**Given records**
---------------

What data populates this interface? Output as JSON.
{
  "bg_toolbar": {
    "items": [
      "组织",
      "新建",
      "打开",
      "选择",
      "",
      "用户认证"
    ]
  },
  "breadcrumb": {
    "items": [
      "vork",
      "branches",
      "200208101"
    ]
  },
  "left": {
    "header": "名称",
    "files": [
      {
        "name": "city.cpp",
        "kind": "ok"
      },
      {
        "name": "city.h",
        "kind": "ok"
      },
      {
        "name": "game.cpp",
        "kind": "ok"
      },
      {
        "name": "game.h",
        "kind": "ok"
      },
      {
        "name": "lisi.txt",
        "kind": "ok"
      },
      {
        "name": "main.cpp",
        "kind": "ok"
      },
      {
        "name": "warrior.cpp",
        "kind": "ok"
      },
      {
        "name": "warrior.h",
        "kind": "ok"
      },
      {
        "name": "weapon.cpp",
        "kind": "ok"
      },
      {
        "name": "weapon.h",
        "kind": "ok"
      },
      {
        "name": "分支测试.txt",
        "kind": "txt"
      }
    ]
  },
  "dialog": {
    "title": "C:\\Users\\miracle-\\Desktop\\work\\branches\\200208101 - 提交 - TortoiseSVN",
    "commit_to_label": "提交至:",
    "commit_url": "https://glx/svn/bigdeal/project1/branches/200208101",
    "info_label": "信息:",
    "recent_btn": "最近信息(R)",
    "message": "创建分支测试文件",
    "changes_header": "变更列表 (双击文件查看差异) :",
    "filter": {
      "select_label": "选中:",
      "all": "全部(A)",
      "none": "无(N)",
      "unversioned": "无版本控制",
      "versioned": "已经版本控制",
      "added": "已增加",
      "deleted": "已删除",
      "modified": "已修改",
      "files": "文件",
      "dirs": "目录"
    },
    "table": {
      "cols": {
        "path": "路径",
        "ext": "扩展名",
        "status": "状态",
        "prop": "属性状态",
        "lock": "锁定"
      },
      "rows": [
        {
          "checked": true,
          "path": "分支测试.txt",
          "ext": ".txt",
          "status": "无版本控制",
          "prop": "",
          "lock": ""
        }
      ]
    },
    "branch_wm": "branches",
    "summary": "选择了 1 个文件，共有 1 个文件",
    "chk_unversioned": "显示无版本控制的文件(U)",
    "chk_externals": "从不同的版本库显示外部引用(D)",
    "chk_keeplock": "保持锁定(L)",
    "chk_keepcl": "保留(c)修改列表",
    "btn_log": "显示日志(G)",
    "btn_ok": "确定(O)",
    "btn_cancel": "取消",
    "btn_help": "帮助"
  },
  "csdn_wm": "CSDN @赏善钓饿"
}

---------------

**Instructions to follow**
Using the material above, gather every line that includes "name".

**Answer**
        "name": "city.cpp",
        "name": "city.h",
        "name": "game.cpp",
        "name": "game.h",
        "name": "lisi.txt",
        "name": "main.cpp",
        "name": "warrior.cpp",
        "name": "warrior.h",
        "name": "weapon.cpp",
        "name": "weapon.h",
        "name": "分支测试.txt",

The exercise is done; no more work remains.